■ **What is needed**
Keep the wording of each record exactly the same when you repeat it, and leave out pictures.

Figure data in JSON
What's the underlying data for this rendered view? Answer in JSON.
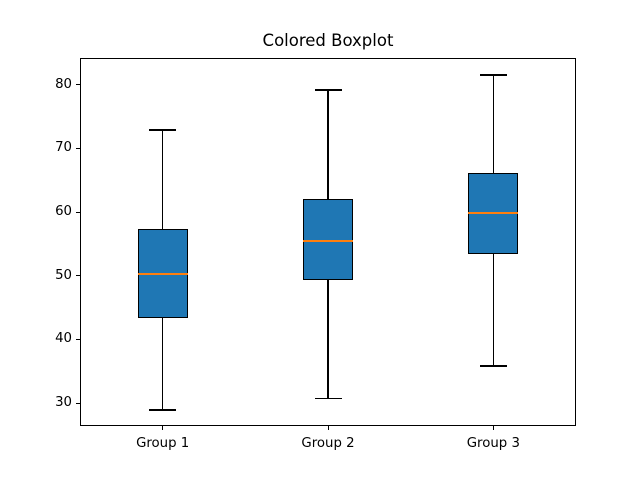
{
  "chart_data": {
    "type": "boxplot",
    "title": "Colored Boxplot",
    "categories": [
      "Group 1",
      "Group 2",
      "Group 3"
    ],
    "series": [
      {
        "name": "Group 1",
        "whisker_low": 28.9,
        "q1": 43.3,
        "median": 50.2,
        "q3": 57.3,
        "whisker_high": 72.9
      },
      {
        "name": "Group 2",
        "whisker_low": 30.7,
        "q1": 49.4,
        "median": 55.5,
        "q3": 62.1,
        "whisker_high": 79.2
      },
      {
        "name": "Group 3",
        "whisker_low": 35.8,
        "q1": 53.4,
        "median": 59.9,
        "q3": 66.2,
        "whisker_high": 81.5
      }
    ],
    "xlabel": "",
    "ylabel": "",
    "yticks": [
      30,
      40,
      50,
      60,
      70,
      80
    ],
    "ylim": [
      26.4,
      84.2
    ],
    "grid": false,
    "legend": null,
    "colors": {
      "box_fill": "#1f77b4",
      "box_edge": "#000000",
      "median": "#ff7f0e",
      "whisker": "#000000",
      "background": "#ffffff",
      "text": "#000000"
    }
  }
}
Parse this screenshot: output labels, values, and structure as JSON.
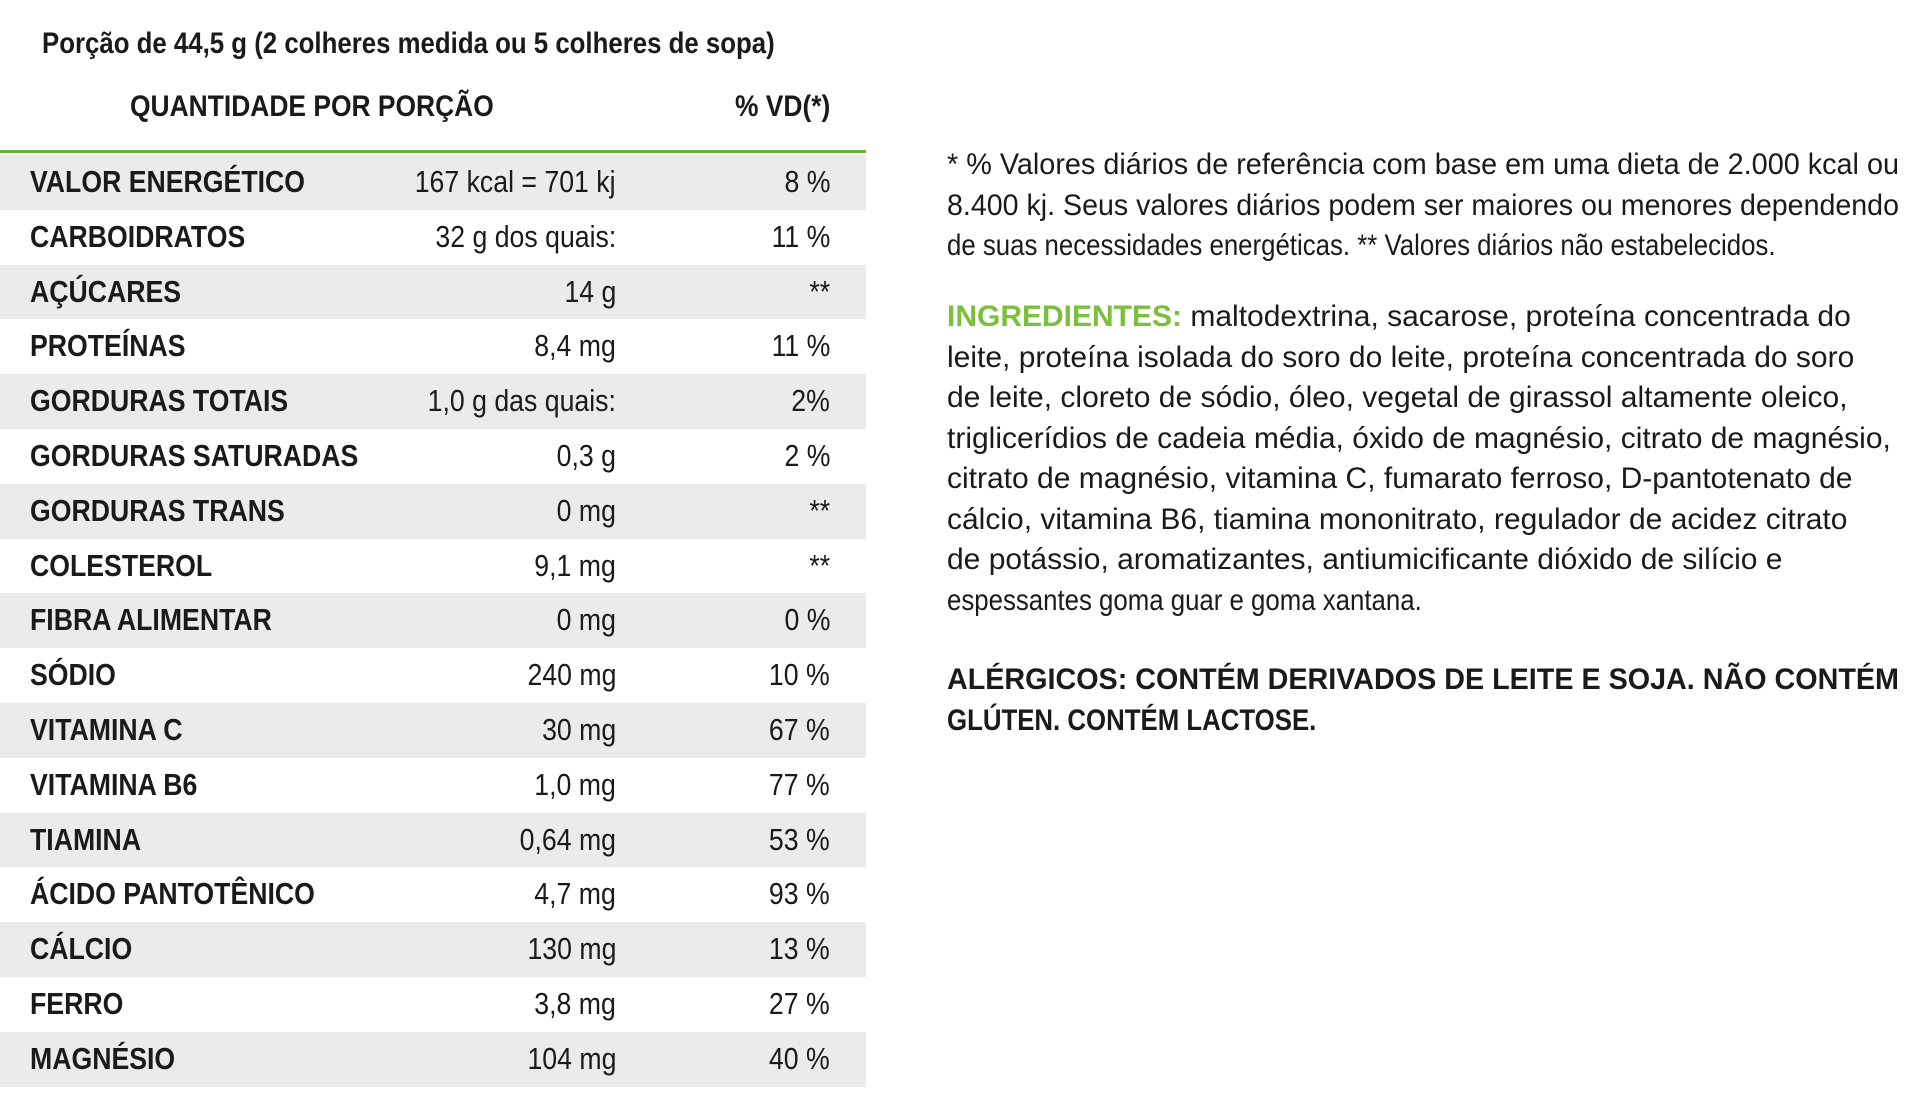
{
  "serving": "Porção de 44,5 g (2 colheres medida ou 5 colheres de sopa)",
  "header": {
    "quantity_label": "QUANTIDADE POR PORÇÃO",
    "vd_label": "% VD(*)"
  },
  "colors": {
    "accent_green": "#6ab23e",
    "ingredients_green": "#7cbf3f",
    "row_shade": "#ebebeb"
  },
  "rows": [
    {
      "name": "VALOR ENERGÉTICO",
      "amount": "167 kcal = 701 kj",
      "vd": "8 %"
    },
    {
      "name": "CARBOIDRATOS",
      "amount": "32 g dos quais:",
      "vd": "11 %"
    },
    {
      "name": "AÇÚCARES",
      "amount": "14 g",
      "vd": "**"
    },
    {
      "name": "PROTEÍNAS",
      "amount": "8,4 mg",
      "vd": "11 %"
    },
    {
      "name": "GORDURAS TOTAIS",
      "amount": "1,0 g das quais:",
      "vd": "2%"
    },
    {
      "name": "GORDURAS SATURADAS",
      "amount": "0,3 g",
      "vd": "2 %"
    },
    {
      "name": "GORDURAS TRANS",
      "amount": "0 mg",
      "vd": "**"
    },
    {
      "name": "COLESTEROL",
      "amount": "9,1 mg",
      "vd": "**"
    },
    {
      "name": "FIBRA ALIMENTAR",
      "amount": "0 mg",
      "vd": "0 %"
    },
    {
      "name": "SÓDIO",
      "amount": "240 mg",
      "vd": "10 %"
    },
    {
      "name": "VITAMINA C",
      "amount": "30 mg",
      "vd": "67 %"
    },
    {
      "name": "VITAMINA B6",
      "amount": "1,0 mg",
      "vd": "77 %"
    },
    {
      "name": "TIAMINA",
      "amount": "0,64 mg",
      "vd": "53 %"
    },
    {
      "name": "ÁCIDO PANTOTÊNICO",
      "amount": "4,7 mg",
      "vd": "93 %"
    },
    {
      "name": "CÁLCIO",
      "amount": "130 mg",
      "vd": "13 %"
    },
    {
      "name": "FERRO",
      "amount": "3,8 mg",
      "vd": "27 %"
    },
    {
      "name": "MAGNÉSIO",
      "amount": "104 mg",
      "vd": "40 %"
    }
  ],
  "footnote": {
    "lines": [
      "* % Valores diários de referência com base em uma dieta de 2.000 kcal ou",
      "8.400 kj. Seus valores diários podem ser maiores ou menores dependendo",
      "de suas necessidades energéticas. ** Valores diários não estabelecidos."
    ]
  },
  "ingredients": {
    "label": "INGREDIENTES:",
    "first_line_rest": " maltodextrina, sacarose, proteína concentrada do",
    "lines": [
      "leite, proteína isolada do soro do leite, proteína concentrada do soro",
      "de leite, cloreto de sódio, óleo, vegetal de girassol altamente oleico,",
      "triglicerídios de cadeia média, óxido de magnésio, citrato de magnésio,",
      "citrato de magnésio, vitamina C, fumarato ferroso, D-pantotenato de",
      "cálcio, vitamina B6, tiamina mononitrato, regulador de acidez citrato",
      "de potássio, aromatizantes, antiumicificante dióxido de silício e",
      "espessantes goma guar e goma xantana."
    ]
  },
  "allergens": {
    "lines": [
      "ALÉRGICOS: CONTÉM DERIVADOS DE LEITE E SOJA. NÃO CONTÉM",
      "GLÚTEN. CONTÉM LACTOSE."
    ]
  }
}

■ **Expected output**
What's the underlying data for this rendered view? Answer in JSON.
{
  "chart_data": {
    "type": "boxplot",
    "title": "Colored Boxplot",
    "categories": [
      "Group 1",
      "Group 2",
      "Group 3"
    ],
    "series": [
      {
        "name": "Group 1",
        "whisker_low": 28.9,
        "q1": 43.3,
        "median": 50.2,
        "q3": 57.3,
        "whisker_high": 72.9
      },
      {
        "name": "Group 2",
        "whisker_low": 30.7,
        "q1": 49.4,
        "median": 55.5,
        "q3": 62.1,
        "whisker_high": 79.2
      },
      {
        "name": "Group 3",
        "whisker_low": 35.8,
        "q1": 53.4,
        "median": 59.9,
        "q3": 66.2,
        "whisker_high": 81.5
      }
    ],
    "xlabel": "",
    "ylabel": "",
    "yticks": [
      30,
      40,
      50,
      60,
      70,
      80
    ],
    "ylim": [
      26.4,
      84.2
    ],
    "grid": false,
    "legend": null,
    "colors": {
      "box_fill": "#1f77b4",
      "box_edge": "#000000",
      "median": "#ff7f0e",
      "whisker": "#000000",
      "background": "#ffffff",
      "text": "#000000"
    }
  }
}
Parse this screenshot: output labels, values, and structure as JSON.
{
  "serving": "Porção de 44,5 g (2 colheres medida ou 5 colheres de sopa)",
  "header": {
    "quantity_label": "QUANTIDADE POR PORÇÃO",
    "vd_label": "% VD(*)"
  },
  "colors": {
    "accent_green": "#6ab23e",
    "ingredients_green": "#7cbf3f",
    "row_shade": "#ebebeb"
  },
  "rows": [
    {
      "name": "VALOR ENERGÉTICO",
      "amount": "167 kcal = 701 kj",
      "vd": "8 %"
    },
    {
      "name": "CARBOIDRATOS",
      "amount": "32 g dos quais:",
      "vd": "11 %"
    },
    {
      "name": "AÇÚCARES",
      "amount": "14 g",
      "vd": "**"
    },
    {
      "name": "PROTEÍNAS",
      "amount": "8,4 mg",
      "vd": "11 %"
    },
    {
      "name": "GORDURAS TOTAIS",
      "amount": "1,0 g das quais:",
      "vd": "2%"
    },
    {
      "name": "GORDURAS SATURADAS",
      "amount": "0,3 g",
      "vd": "2 %"
    },
    {
      "name": "GORDURAS TRANS",
      "amount": "0 mg",
      "vd": "**"
    },
    {
      "name": "COLESTEROL",
      "amount": "9,1 mg",
      "vd": "**"
    },
    {
      "name": "FIBRA ALIMENTAR",
      "amount": "0 mg",
      "vd": "0 %"
    },
    {
      "name": "SÓDIO",
      "amount": "240 mg",
      "vd": "10 %"
    },
    {
      "name": "VITAMINA C",
      "amount": "30 mg",
      "vd": "67 %"
    },
    {
      "name": "VITAMINA B6",
      "amount": "1,0 mg",
      "vd": "77 %"
    },
    {
      "name": "TIAMINA",
      "amount": "0,64 mg",
      "vd": "53 %"
    },
    {
      "name": "ÁCIDO PANTOTÊNICO",
      "amount": "4,7 mg",
      "vd": "93 %"
    },
    {
      "name": "CÁLCIO",
      "amount": "130 mg",
      "vd": "13 %"
    },
    {
      "name": "FERRO",
      "amount": "3,8 mg",
      "vd": "27 %"
    },
    {
      "name": "MAGNÉSIO",
      "amount": "104 mg",
      "vd": "40 %"
    }
  ],
  "footnote": {
    "lines": [
      "* % Valores diários de referência com base em uma dieta de 2.000 kcal ou",
      "8.400 kj. Seus valores diários podem ser maiores ou menores dependendo",
      "de suas necessidades energéticas. ** Valores diários não estabelecidos."
    ]
  },
  "ingredients": {
    "label": "INGREDIENTES:",
    "first_line_rest": " maltodextrina, sacarose, proteína concentrada do",
    "lines": [
      "leite, proteína isolada do soro do leite, proteína concentrada do soro",
      "de leite, cloreto de sódio, óleo, vegetal de girassol altamente oleico,",
      "triglicerídios de cadeia média, óxido de magnésio, citrato de magnésio,",
      "citrato de magnésio, vitamina C, fumarato ferroso, D-pantotenato de",
      "cálcio, vitamina B6, tiamina mononitrato, regulador de acidez citrato",
      "de potássio, aromatizantes, antiumicificante dióxido de silício e",
      "espessantes goma guar e goma xantana."
    ]
  },
  "allergens": {
    "lines": [
      "ALÉRGICOS: CONTÉM DERIVADOS DE LEITE E SOJA. NÃO CONTÉM",
      "GLÚTEN. CONTÉM LACTOSE."
    ]
  }
}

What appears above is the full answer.